TASK INSTRUCTIONS: Only lines holding "Journal" are wanted; copy each of them from the records below.

EXTRACTED INFORMATION:
****************************************
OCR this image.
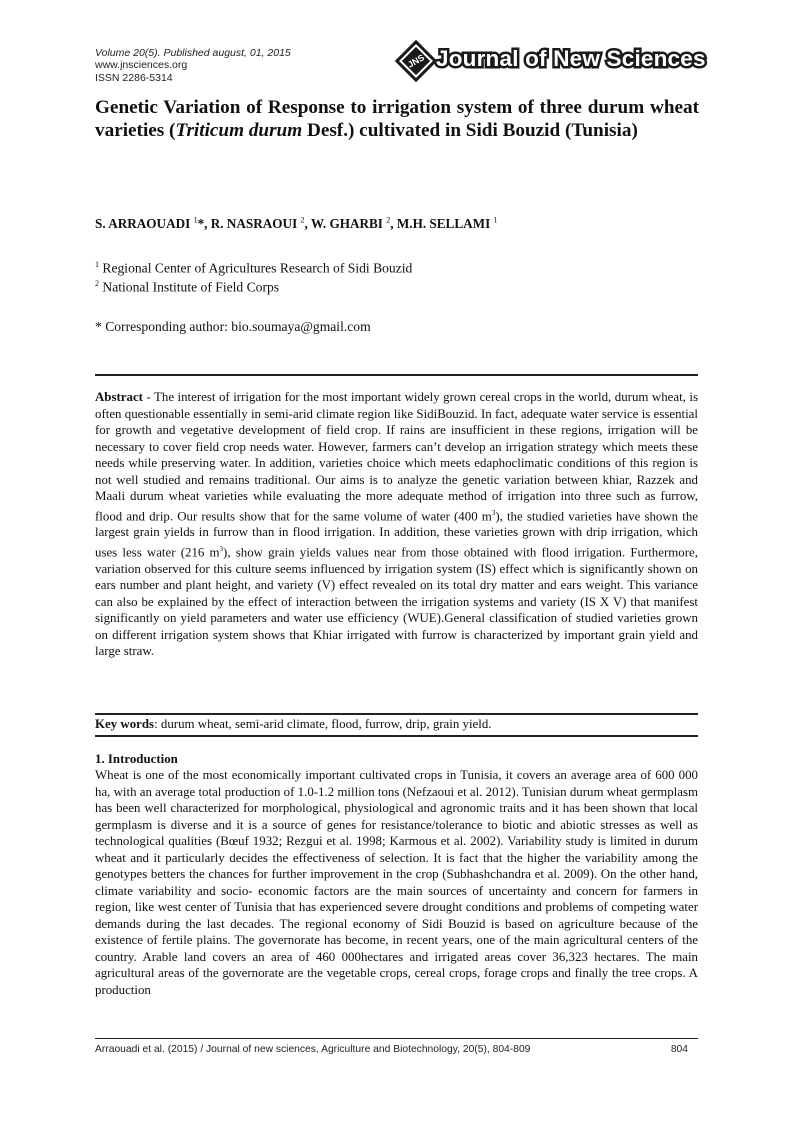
Volume 20(5). Published august, 01, 2015
www.jnsciences.org
ISSN 2286-5314
JNS Journal of New Sciences
Genetic Variation of Response to irrigation system of three durum wheat varieties (Triticum durum Desf.) cultivated in Sidi Bouzid (Tunisia)
S. ARRAOUADI $^1$*, R. NASRAOUI $^2$, W. GHARBI $^2$, M.H. SELLAMI $^1$
$^1$ Regional Center of Agricultures Research of Sidi Bouzid
$^2$ National Institute of Field Corps
* Corresponding author: bio.soumaya@gmail.com
Abstract - The interest of irrigation for the most important widely grown cereal crops in the world, durum wheat, is often questionable essentially in semi-arid climate region like SidiBouzid. In fact, adequate water service is essential for growth and vegetative development of field crop. If rains are insufficient in these regions, irrigation will be necessary to cover field crop needs water. However, farmers can’t develop an irrigation strategy which meets these needs while preserving water. In addition, varieties choice which meets edaphoclimatic conditions of this region is not well studied and remains traditional. Our aims is to analyze the genetic variation between khiar, Razzek and Maali durum wheat varieties while evaluating the more adequate method of irrigation into three such as furrow, flood and drip. Our results show that for the same volume of water (400 $m^3$), the studied varieties have shown the largest grain yields in furrow than in flood irrigation. In addition, these varieties grown with drip irrigation, which uses less water (216 $m^3$), show grain yields values near from those obtained with flood irrigation. Furthermore, variation observed for this culture seems influenced by irrigation system (IS) effect which is significantly shown on ears number and plant height, and variety (V) effect revealed on its total dry matter and ears weight. This variance can also be explained by the effect of interaction between the irrigation systems and variety (IS X V) that manifest significantly on yield parameters and water use efficiency (WUE).General classification of studied varieties grown on different irrigation system shows that Khiar irrigated with furrow is characterized by important grain yield and large straw.
Key words: durum wheat, semi-arid climate, flood, furrow, drip, grain yield.
1. Introduction
Wheat is one of the most economically important cultivated crops in Tunisia, it covers an average area of 600 000 ha, with an average total production of 1.0-1.2 million tons (Nefzaoui et al. 2012). Tunisian durum wheat germplasm has been well characterized for morphological, physiological and agronomic traits and it has been shown that local germplasm is diverse and it is a source of genes for resistance/tolerance to biotic and abiotic stresses as well as technological qualities (Bœuf 1932; Rezgui et al. 1998; Karmous et al. 2002). Variability study is limited in durum wheat and it particularly decides the effectiveness of selection. It is fact that the higher the variability among the genotypes betters the chances for further improvement in the crop (Subhashchandra et al. 2009). On the other hand, climate variability and socio- economic factors are the main sources of uncertainty and concern for farmers in region, like west center of Tunisia that has experienced severe drought conditions and problems of competing water demands during the last decades. The regional economy of Sidi Bouzid is based on agriculture because of the existence of fertile plains. The governorate has become, in recent years, one of the main agricultural centers of the country. Arable land covers an area of 460 000hectares and irrigated areas cover 36,323 hectares. The main agricultural areas of the governorate are the vegetable crops, cereal crops, forage crops and finally the tree crops. A production
Arraouadi et al. (2015) / Journal of new sciences, Agriculture and Biotechnology, 20(5), 804-809	804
****************************************
PROBLEM SOLUTION:
JNS Journal of New Sciences
Arraouadi et al. (2015) / Journal of new sciences, Agriculture and Biotechnology, 20(5), 804-809	804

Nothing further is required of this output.